— START OF EXTRACTED DATA —

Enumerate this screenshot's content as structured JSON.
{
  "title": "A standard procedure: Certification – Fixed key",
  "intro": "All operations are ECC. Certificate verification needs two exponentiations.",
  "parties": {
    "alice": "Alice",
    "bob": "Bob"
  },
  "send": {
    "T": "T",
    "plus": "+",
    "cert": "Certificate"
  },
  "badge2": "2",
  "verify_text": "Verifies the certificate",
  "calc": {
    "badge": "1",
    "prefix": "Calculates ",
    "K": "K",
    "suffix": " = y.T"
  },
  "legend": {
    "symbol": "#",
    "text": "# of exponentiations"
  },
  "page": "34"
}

— END OF EXTRACTED DATA —

§ WHAT IS BEING ASKED
Return the whole listing exactly, with every line included.

§ TASK OUTPUT
Enumerate this screenshot's content as structured JSON.
{
  "title": "A standard procedure: Certification – Fixed key",
  "intro": "All operations are ECC. Certificate verification needs two exponentiations.",
  "parties": {
    "alice": "Alice",
    "bob": "Bob"
  },
  "send": {
    "T": "T",
    "plus": "+",
    "cert": "Certificate"
  },
  "badge2": "2",
  "verify_text": "Verifies the certificate",
  "calc": {
    "badge": "1",
    "prefix": "Calculates ",
    "K": "K",
    "suffix": " = y.T"
  },
  "legend": {
    "symbol": "#",
    "text": "# of exponentiations"
  },
  "page": "34"
}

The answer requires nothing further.